» **REQUIREMENT**: Without the images, print all the entries below exactly as given.

Records from a collection:
++++++

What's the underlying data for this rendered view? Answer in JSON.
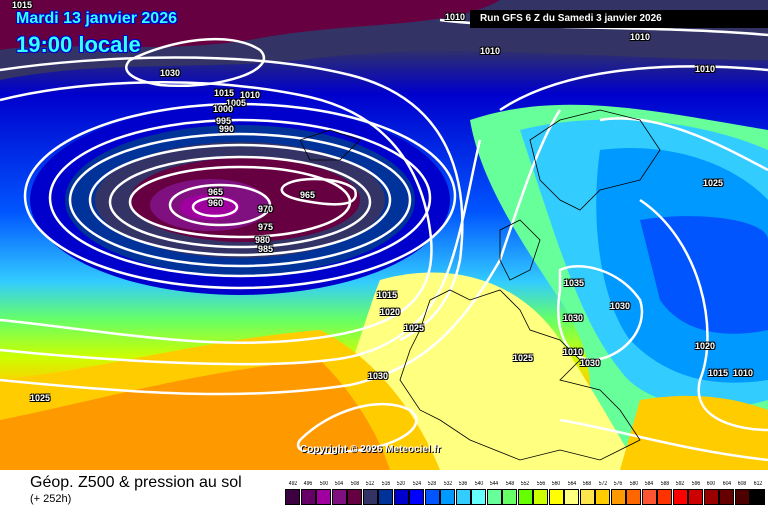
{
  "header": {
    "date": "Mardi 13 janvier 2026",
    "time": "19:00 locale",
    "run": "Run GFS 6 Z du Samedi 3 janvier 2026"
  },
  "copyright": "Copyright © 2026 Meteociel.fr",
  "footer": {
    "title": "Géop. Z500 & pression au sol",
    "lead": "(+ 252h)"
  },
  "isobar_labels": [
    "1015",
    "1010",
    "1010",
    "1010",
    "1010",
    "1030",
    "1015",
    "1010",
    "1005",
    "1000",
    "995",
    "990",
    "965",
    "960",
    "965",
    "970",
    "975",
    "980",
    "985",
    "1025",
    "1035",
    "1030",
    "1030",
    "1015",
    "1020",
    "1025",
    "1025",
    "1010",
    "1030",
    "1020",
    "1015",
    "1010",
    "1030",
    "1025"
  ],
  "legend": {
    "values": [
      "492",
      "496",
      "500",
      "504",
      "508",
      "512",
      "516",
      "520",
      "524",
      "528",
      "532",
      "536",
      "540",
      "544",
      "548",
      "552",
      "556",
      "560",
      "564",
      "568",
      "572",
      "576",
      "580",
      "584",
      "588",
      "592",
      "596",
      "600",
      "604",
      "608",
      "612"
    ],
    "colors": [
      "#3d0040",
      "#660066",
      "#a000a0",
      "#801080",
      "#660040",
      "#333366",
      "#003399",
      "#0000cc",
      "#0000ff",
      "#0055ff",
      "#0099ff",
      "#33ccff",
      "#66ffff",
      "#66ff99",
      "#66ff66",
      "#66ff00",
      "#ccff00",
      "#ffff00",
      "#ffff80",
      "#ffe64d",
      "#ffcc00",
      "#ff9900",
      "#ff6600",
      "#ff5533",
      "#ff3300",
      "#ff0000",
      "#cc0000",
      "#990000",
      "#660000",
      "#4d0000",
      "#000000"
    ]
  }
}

++++++

» **CORRECT ANSWER**:
What's the underlying data for this rendered view? Answer in JSON.
{
  "header": {
    "date": "Mardi 13 janvier 2026",
    "time": "19:00 locale",
    "run": "Run GFS 6 Z du Samedi 3 janvier 2026"
  },
  "copyright": "Copyright © 2026 Meteociel.fr",
  "footer": {
    "title": "Géop. Z500 & pression au sol",
    "lead": "(+ 252h)"
  },
  "isobar_labels": [
    "1015",
    "1010",
    "1010",
    "1010",
    "1010",
    "1030",
    "1015",
    "1010",
    "1005",
    "1000",
    "995",
    "990",
    "965",
    "960",
    "965",
    "970",
    "975",
    "980",
    "985",
    "1025",
    "1035",
    "1030",
    "1030",
    "1015",
    "1020",
    "1025",
    "1025",
    "1010",
    "1030",
    "1020",
    "1015",
    "1010",
    "1030",
    "1025"
  ],
  "legend": {
    "values": [
      "492",
      "496",
      "500",
      "504",
      "508",
      "512",
      "516",
      "520",
      "524",
      "528",
      "532",
      "536",
      "540",
      "544",
      "548",
      "552",
      "556",
      "560",
      "564",
      "568",
      "572",
      "576",
      "580",
      "584",
      "588",
      "592",
      "596",
      "600",
      "604",
      "608",
      "612"
    ],
    "colors": [
      "#3d0040",
      "#660066",
      "#a000a0",
      "#801080",
      "#660040",
      "#333366",
      "#003399",
      "#0000cc",
      "#0000ff",
      "#0055ff",
      "#0099ff",
      "#33ccff",
      "#66ffff",
      "#66ff99",
      "#66ff66",
      "#66ff00",
      "#ccff00",
      "#ffff00",
      "#ffff80",
      "#ffe64d",
      "#ffcc00",
      "#ff9900",
      "#ff6600",
      "#ff5533",
      "#ff3300",
      "#ff0000",
      "#cc0000",
      "#990000",
      "#660000",
      "#4d0000",
      "#000000"
    ]
  }
}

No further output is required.